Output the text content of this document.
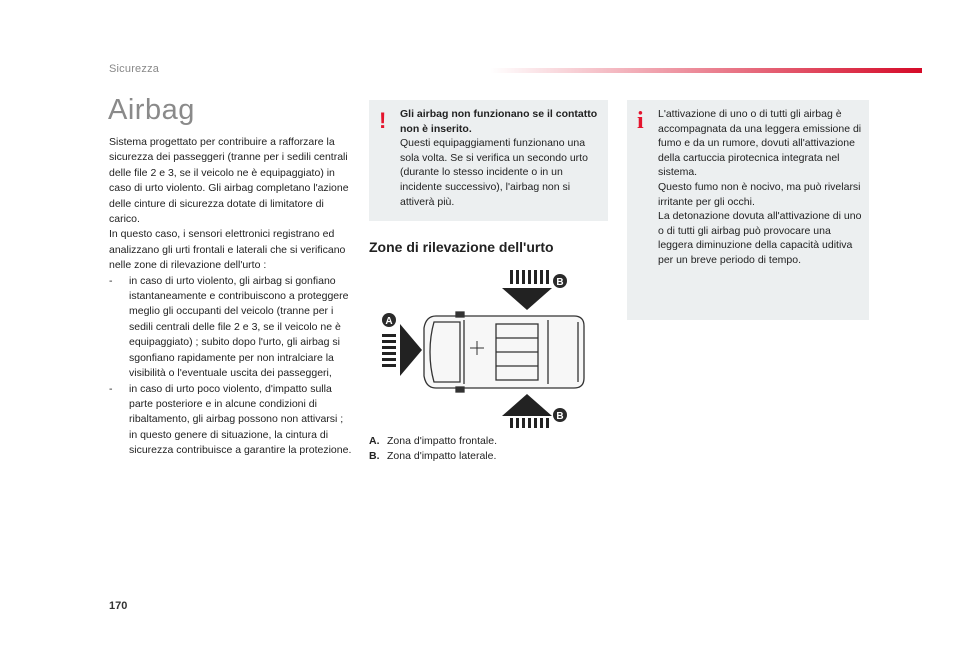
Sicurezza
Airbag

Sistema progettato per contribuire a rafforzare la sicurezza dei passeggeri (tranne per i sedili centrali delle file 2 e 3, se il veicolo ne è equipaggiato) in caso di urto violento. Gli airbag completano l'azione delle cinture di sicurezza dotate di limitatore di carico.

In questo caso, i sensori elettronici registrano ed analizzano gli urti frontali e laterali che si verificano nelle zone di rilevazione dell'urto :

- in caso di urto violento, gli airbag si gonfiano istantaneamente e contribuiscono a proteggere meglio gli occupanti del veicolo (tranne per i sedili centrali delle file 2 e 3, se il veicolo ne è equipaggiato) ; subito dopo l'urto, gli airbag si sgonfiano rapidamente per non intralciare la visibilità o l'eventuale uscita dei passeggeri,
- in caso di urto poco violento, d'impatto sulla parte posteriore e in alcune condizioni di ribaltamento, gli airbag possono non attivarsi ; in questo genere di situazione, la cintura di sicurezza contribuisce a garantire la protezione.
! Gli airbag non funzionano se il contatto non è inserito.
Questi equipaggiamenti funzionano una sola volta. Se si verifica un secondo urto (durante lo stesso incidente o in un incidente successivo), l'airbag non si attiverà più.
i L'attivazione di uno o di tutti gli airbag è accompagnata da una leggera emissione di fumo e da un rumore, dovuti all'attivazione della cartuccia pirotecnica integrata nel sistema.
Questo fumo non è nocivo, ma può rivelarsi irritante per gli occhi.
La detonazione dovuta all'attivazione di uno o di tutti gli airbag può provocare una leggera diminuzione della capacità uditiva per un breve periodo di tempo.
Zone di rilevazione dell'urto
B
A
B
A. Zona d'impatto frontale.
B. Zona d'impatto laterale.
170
• • •
### What to work on
In your copy of the records, include no pictures; repeat everything else exactly.

### Answer to the task
Output the text content of this document.
Sicurezza
Airbag

Sistema progettato per contribuire a rafforzare la sicurezza dei passeggeri (tranne per i sedili centrali delle file 2 e 3, se il veicolo ne è equipaggiato) in caso di urto violento. Gli airbag completano l'azione delle cinture di sicurezza dotate di limitatore di carico.

In questo caso, i sensori elettronici registrano ed analizzano gli urti frontali e laterali che si verificano nelle zone di rilevazione dell'urto :

- in caso di urto violento, gli airbag si gonfiano istantaneamente e contribuiscono a proteggere meglio gli occupanti del veicolo (tranne per i sedili centrali delle file 2 e 3, se il veicolo ne è equipaggiato) ; subito dopo l'urto, gli airbag si sgonfiano rapidamente per non intralciare la visibilità o l'eventuale uscita dei passeggeri,
- in caso di urto poco violento, d'impatto sulla parte posteriore e in alcune condizioni di ribaltamento, gli airbag possono non attivarsi ; in questo genere di situazione, la cintura di sicurezza contribuisce a garantire la protezione.
! Gli airbag non funzionano se il contatto non è inserito.
Questi equipaggiamenti funzionano una sola volta. Se si verifica un secondo urto (durante lo stesso incidente o in un incidente successivo), l'airbag non si attiverà più.
i L'attivazione di uno o di tutti gli airbag è accompagnata da una leggera emissione di fumo e da un rumore, dovuti all'attivazione della cartuccia pirotecnica integrata nel sistema.
Questo fumo non è nocivo, ma può rivelarsi irritante per gli occhi.
La detonazione dovuta all'attivazione di uno o di tutti gli airbag può provocare una leggera diminuzione della capacità uditiva per un breve periodo di tempo.
Zone di rilevazione dell'urto
B
A
B
A. Zona d'impatto frontale.
B. Zona d'impatto laterale.
170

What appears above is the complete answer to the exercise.